--- START Supplied data ---

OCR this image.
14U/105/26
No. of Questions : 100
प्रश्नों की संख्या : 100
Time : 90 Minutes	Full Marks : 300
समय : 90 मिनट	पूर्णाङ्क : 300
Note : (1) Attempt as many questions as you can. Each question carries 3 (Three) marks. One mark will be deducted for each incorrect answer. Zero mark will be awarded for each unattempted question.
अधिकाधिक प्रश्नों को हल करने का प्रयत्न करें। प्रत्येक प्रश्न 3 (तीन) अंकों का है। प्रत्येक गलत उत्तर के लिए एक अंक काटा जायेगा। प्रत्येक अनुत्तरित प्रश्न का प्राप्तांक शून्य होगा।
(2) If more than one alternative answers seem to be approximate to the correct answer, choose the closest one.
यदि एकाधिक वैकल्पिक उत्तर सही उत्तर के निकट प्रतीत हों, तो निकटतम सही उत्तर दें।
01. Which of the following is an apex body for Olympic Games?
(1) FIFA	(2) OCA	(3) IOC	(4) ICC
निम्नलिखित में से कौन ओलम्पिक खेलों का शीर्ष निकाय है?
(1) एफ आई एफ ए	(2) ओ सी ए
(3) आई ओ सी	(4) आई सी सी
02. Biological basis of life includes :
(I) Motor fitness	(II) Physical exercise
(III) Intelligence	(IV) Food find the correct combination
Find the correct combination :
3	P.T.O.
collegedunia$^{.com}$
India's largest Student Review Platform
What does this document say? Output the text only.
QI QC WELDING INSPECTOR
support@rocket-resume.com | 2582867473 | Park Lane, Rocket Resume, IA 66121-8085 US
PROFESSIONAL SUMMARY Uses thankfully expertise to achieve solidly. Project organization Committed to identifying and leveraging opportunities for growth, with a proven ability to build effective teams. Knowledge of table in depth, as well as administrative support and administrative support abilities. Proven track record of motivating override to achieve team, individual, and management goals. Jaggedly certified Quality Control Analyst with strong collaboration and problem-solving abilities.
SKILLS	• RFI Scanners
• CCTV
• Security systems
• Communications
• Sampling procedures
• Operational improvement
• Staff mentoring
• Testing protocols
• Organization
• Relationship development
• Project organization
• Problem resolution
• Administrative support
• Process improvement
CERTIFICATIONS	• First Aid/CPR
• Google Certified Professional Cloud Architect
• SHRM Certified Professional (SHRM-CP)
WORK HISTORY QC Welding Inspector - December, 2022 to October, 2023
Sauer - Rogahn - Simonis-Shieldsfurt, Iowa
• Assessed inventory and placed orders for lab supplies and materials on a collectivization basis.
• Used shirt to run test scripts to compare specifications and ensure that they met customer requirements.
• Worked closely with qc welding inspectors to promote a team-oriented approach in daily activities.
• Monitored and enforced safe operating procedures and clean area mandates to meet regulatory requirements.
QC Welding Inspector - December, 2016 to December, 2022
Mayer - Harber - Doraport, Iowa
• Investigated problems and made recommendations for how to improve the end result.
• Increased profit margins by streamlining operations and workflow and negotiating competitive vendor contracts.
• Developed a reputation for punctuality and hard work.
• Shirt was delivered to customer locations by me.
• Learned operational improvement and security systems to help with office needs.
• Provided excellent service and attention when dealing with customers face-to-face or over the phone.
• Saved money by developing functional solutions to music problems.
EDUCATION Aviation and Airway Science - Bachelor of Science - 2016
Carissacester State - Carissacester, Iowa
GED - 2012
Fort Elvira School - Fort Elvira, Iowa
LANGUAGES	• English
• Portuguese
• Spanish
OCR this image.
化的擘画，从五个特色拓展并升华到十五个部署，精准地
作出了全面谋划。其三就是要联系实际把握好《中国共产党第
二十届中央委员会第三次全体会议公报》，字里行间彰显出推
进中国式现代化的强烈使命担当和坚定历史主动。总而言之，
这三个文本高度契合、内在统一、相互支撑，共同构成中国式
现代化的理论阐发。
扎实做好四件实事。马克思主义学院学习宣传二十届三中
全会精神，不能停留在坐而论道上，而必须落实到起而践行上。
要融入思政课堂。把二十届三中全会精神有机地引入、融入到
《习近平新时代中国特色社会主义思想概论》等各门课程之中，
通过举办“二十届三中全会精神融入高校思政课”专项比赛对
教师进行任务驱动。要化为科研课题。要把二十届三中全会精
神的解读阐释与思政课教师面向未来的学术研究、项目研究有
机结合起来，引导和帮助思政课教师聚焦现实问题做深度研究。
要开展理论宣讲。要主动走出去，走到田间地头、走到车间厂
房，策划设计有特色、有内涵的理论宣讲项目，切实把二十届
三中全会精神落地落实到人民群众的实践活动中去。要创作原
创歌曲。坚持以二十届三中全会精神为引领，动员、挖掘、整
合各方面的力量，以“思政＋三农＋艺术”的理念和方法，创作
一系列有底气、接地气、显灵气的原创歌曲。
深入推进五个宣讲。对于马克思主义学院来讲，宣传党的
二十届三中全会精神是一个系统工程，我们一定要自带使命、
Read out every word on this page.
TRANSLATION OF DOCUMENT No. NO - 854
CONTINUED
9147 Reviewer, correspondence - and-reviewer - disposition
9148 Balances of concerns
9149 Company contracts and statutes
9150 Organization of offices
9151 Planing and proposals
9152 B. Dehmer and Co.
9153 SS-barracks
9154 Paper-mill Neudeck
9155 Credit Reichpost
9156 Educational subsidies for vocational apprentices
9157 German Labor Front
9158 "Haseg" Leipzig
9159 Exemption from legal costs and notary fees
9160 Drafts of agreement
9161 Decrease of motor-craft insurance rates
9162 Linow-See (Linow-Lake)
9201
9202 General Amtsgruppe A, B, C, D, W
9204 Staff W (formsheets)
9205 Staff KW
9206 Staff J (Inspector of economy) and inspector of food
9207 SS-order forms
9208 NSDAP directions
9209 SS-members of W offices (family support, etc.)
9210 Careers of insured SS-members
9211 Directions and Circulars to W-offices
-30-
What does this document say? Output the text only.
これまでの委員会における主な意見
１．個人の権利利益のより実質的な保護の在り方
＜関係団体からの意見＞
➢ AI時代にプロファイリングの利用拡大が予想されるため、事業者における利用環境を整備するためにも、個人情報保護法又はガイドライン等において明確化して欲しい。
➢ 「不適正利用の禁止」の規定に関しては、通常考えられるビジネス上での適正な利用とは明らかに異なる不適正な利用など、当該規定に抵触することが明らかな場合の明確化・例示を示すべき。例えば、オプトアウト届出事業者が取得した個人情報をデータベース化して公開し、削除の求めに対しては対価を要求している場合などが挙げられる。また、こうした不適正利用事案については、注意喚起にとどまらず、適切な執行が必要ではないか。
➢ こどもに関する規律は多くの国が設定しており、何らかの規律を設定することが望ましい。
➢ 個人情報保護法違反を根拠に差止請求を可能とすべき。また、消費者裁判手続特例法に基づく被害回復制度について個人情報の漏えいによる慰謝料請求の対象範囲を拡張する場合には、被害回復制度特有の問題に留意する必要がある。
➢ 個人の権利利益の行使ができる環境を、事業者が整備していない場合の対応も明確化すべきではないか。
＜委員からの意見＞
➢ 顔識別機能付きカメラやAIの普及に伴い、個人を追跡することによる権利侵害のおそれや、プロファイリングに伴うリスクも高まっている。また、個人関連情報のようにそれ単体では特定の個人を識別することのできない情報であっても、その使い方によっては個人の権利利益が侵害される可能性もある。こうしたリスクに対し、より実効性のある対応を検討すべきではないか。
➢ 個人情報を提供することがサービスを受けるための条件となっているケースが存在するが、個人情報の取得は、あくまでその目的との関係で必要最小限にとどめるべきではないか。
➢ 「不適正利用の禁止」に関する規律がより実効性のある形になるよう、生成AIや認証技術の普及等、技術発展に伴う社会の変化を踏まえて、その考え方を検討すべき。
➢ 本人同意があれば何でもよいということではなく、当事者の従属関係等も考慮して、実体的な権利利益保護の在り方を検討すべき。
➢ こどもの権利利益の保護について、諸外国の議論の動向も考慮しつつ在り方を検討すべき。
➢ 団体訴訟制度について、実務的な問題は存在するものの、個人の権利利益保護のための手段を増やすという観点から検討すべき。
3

--- END Supplied data ---

Using the listing above, pull out all lines that hold the word "systems".

• Security systems
• Learned operational improvement and security systems to help with office needs.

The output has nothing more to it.